**Do this:**
Present every line in which the string "name" appears.

**Supplied data:**
————————
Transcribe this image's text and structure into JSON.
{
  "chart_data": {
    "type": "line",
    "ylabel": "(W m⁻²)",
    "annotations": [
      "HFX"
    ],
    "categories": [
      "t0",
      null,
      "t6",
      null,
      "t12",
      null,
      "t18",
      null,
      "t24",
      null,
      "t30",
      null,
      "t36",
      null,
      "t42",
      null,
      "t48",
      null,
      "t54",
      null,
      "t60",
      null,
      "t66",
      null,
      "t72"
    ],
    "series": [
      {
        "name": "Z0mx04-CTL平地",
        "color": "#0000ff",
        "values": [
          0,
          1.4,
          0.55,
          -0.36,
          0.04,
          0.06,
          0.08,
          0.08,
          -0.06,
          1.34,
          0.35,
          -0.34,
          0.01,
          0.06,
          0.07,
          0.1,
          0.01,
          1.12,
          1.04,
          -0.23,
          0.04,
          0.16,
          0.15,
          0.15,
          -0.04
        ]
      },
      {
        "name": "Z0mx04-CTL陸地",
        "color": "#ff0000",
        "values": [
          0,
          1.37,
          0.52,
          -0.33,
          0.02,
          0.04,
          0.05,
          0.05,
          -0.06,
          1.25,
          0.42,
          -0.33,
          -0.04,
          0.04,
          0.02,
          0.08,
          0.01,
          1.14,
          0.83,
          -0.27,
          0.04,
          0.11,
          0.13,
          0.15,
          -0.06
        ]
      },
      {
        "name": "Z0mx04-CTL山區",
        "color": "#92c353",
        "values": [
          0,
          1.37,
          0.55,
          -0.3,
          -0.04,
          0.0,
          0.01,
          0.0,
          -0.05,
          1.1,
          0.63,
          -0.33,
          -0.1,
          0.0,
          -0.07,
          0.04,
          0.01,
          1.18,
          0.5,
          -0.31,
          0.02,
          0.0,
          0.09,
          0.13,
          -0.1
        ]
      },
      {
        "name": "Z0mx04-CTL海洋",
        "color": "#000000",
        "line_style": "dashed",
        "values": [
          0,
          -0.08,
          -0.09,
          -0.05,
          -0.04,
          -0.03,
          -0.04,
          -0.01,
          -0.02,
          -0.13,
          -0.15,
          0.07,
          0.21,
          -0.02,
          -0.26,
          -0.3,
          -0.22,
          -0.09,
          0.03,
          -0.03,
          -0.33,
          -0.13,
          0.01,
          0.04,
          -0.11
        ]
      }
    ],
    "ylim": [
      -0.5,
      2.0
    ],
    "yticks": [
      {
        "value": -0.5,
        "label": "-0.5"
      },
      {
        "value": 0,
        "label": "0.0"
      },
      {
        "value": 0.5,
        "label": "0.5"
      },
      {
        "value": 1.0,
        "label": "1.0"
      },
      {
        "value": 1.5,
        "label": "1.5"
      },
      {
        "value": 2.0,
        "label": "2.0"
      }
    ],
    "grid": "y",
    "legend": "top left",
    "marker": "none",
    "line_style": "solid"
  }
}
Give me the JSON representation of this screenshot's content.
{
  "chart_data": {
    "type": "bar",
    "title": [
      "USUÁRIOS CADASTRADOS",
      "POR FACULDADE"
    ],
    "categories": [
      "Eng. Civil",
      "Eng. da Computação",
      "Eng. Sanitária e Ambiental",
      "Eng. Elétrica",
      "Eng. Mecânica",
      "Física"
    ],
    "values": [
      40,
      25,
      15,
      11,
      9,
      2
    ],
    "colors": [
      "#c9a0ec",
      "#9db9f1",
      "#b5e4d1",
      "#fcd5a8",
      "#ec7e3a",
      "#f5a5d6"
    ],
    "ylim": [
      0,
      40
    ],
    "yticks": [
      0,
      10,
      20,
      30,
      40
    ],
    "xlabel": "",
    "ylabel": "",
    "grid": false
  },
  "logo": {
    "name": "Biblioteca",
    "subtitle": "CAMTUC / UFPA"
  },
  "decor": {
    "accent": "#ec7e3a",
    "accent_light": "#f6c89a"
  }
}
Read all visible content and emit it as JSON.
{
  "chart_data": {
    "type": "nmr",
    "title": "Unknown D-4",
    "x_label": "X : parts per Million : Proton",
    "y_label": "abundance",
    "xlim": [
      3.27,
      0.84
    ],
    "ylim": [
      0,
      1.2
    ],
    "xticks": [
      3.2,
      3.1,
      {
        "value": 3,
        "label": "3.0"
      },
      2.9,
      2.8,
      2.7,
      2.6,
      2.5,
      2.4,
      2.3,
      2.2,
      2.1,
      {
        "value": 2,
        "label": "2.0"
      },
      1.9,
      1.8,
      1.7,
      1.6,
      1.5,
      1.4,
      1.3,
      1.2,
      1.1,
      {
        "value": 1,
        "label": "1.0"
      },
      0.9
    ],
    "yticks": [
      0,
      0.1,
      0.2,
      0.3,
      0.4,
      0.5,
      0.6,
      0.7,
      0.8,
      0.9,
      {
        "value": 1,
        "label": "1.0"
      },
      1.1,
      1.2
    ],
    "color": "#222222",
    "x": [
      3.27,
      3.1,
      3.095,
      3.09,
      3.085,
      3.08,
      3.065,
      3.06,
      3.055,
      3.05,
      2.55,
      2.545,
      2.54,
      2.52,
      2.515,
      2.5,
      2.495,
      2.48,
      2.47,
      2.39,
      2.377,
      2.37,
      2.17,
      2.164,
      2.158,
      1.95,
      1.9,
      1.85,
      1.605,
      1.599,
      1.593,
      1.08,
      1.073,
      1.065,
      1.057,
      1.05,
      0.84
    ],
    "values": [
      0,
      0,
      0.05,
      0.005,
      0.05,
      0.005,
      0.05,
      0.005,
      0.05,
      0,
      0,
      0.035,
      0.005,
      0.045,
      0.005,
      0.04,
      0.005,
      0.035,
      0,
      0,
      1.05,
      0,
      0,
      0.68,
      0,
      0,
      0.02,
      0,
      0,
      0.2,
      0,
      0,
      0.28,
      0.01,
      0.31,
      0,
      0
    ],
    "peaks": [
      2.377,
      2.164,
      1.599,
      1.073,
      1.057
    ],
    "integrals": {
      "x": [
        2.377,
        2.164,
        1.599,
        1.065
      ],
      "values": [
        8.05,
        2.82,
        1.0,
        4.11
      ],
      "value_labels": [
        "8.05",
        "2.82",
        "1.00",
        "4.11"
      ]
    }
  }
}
————————
**Expected answer:**
        "name": "Z0mx04-CTL平地",
        "name": "Z0mx04-CTL陸地",
        "name": "Z0mx04-CTL山區",
        "name": "Z0mx04-CTL海洋",
    "name": "Biblioteca",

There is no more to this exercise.